• _What you should do_
Repeat each record below exactly, dropping the pictures.

• _Raw data_

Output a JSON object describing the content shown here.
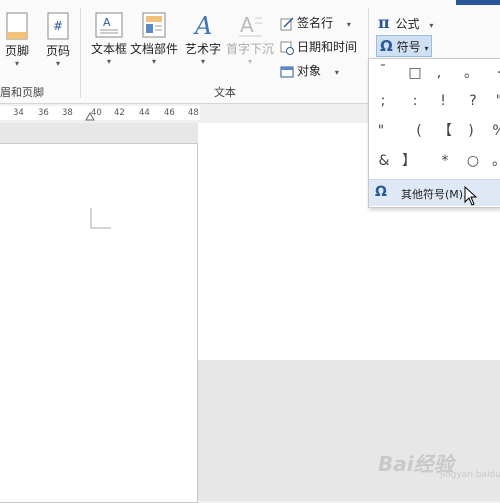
{
  "ribbon": {
    "header_footer_group": {
      "footer_label": "页脚",
      "page_number_label": "页码",
      "group_label": "眉和页脚"
    },
    "text_group": {
      "textbox_label": "文本框",
      "quickparts_label": "文档部件",
      "wordart_label": "艺术字",
      "dropcap_label": "首字下沉",
      "signature_label": "签名行",
      "datetime_label": "日期和时间",
      "object_label": "对象",
      "group_label": "文本"
    },
    "symbols_group": {
      "equation_label": "公式",
      "symbol_label": "符号"
    }
  },
  "ruler": {
    "ticks": [
      "34",
      "36",
      "38",
      "40",
      "42",
      "44",
      "46",
      "48"
    ]
  },
  "symbol_menu": {
    "rows": [
      [
        "¯",
        "□",
        ",",
        "。",
        "·"
      ],
      [
        ";",
        ":",
        "!",
        "?",
        "\""
      ],
      [
        "\"",
        "(",
        "【",
        ")",
        "%"
      ],
      [
        "&",
        "】",
        "*",
        "○",
        "。"
      ]
    ],
    "more_symbols_label": "其他符号(M)..."
  },
  "watermark": {
    "text": "Bai经验",
    "sub": "jingyan.baidu.com"
  },
  "colors": {
    "accent": "#2a5a9a",
    "menu_highlight": "#dfe9f5",
    "ribbon_bg": "#fafafa"
  }
}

• _Worked answer_
Output a JSON object describing the content shown here.
{
  "ribbon": {
    "header_footer_group": {
      "footer_label": "页脚",
      "page_number_label": "页码",
      "group_label": "眉和页脚"
    },
    "text_group": {
      "textbox_label": "文本框",
      "quickparts_label": "文档部件",
      "wordart_label": "艺术字",
      "dropcap_label": "首字下沉",
      "signature_label": "签名行",
      "datetime_label": "日期和时间",
      "object_label": "对象",
      "group_label": "文本"
    },
    "symbols_group": {
      "equation_label": "公式",
      "symbol_label": "符号"
    }
  },
  "ruler": {
    "ticks": [
      "34",
      "36",
      "38",
      "40",
      "42",
      "44",
      "46",
      "48"
    ]
  },
  "symbol_menu": {
    "rows": [
      [
        "¯",
        "□",
        ",",
        "。",
        "·"
      ],
      [
        ";",
        ":",
        "!",
        "?",
        "\""
      ],
      [
        "\"",
        "(",
        "【",
        ")",
        "%"
      ],
      [
        "&",
        "】",
        "*",
        "○",
        "。"
      ]
    ],
    "more_symbols_label": "其他符号(M)..."
  },
  "watermark": {
    "text": "Bai经验",
    "sub": "jingyan.baidu.com"
  },
  "colors": {
    "accent": "#2a5a9a",
    "menu_highlight": "#dfe9f5",
    "ribbon_bg": "#fafafa"
  }
}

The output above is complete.